Task: Can you pull out each line of the data below that includes the word "điểm"?
---- Records supplied
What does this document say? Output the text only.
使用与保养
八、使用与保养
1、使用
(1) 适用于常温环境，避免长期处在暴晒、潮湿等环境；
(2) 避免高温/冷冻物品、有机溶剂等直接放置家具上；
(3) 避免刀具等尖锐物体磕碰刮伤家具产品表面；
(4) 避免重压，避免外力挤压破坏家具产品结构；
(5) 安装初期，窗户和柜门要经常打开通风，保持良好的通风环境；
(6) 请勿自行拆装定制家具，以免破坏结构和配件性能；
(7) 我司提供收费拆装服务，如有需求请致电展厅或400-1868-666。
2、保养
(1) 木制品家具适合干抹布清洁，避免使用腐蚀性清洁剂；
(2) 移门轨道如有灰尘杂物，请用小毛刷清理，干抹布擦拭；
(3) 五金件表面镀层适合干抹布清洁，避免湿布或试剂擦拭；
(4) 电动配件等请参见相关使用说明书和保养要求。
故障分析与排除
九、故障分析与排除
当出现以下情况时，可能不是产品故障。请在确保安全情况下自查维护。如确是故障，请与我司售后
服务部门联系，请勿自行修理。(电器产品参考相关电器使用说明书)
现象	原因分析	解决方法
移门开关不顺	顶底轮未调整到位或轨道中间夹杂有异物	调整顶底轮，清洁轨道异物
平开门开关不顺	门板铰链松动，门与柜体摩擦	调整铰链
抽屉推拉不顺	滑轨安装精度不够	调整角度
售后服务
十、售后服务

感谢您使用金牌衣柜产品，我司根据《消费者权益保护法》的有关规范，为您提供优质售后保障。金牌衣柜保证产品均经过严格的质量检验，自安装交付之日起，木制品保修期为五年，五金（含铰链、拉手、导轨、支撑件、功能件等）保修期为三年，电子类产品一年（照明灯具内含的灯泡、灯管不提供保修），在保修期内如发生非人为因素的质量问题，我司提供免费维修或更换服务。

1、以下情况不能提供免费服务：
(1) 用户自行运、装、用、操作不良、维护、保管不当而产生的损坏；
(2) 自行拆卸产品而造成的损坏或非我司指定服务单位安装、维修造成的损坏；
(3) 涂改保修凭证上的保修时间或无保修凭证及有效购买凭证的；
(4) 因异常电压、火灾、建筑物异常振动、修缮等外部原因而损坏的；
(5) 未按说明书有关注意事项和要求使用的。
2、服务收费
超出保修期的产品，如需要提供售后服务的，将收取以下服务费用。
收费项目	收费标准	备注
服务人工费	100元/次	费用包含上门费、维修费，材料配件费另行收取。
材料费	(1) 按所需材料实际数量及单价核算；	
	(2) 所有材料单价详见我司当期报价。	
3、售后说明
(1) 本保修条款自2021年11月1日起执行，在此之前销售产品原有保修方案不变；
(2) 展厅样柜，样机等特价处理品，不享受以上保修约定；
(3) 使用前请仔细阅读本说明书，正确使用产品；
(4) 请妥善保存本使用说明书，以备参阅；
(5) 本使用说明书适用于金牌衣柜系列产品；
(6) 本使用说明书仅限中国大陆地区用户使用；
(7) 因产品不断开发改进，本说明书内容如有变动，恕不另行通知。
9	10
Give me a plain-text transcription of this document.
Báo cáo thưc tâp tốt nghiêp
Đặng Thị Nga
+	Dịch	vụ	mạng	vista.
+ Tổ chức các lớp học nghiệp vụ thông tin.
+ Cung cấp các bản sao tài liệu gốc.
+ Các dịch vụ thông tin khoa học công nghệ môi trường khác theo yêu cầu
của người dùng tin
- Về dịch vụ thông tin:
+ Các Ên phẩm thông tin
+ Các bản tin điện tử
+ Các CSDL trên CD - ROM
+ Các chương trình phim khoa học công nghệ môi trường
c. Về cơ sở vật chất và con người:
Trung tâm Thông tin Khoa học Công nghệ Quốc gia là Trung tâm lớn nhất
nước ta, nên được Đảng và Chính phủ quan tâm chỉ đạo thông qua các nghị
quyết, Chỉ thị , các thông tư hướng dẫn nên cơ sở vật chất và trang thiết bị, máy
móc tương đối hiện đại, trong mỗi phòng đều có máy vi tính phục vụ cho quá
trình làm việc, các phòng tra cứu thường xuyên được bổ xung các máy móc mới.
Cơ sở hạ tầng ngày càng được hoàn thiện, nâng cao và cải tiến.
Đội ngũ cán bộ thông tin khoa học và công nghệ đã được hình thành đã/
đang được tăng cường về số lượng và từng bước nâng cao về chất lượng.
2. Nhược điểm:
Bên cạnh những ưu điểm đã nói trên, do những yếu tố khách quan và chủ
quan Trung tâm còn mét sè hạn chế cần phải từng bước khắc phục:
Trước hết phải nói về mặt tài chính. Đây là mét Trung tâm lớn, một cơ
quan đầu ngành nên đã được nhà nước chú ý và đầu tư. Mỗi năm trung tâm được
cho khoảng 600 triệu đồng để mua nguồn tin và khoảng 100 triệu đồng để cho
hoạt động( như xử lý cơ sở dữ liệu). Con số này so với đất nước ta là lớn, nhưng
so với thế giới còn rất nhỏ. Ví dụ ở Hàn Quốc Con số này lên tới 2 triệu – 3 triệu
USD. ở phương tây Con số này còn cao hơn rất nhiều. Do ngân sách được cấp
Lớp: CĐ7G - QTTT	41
--------
Answer to this task:
2. Nhược điểm:
Bên cạnh những ưu điểm đã nói trên, do những yếu tố khách quan và chủ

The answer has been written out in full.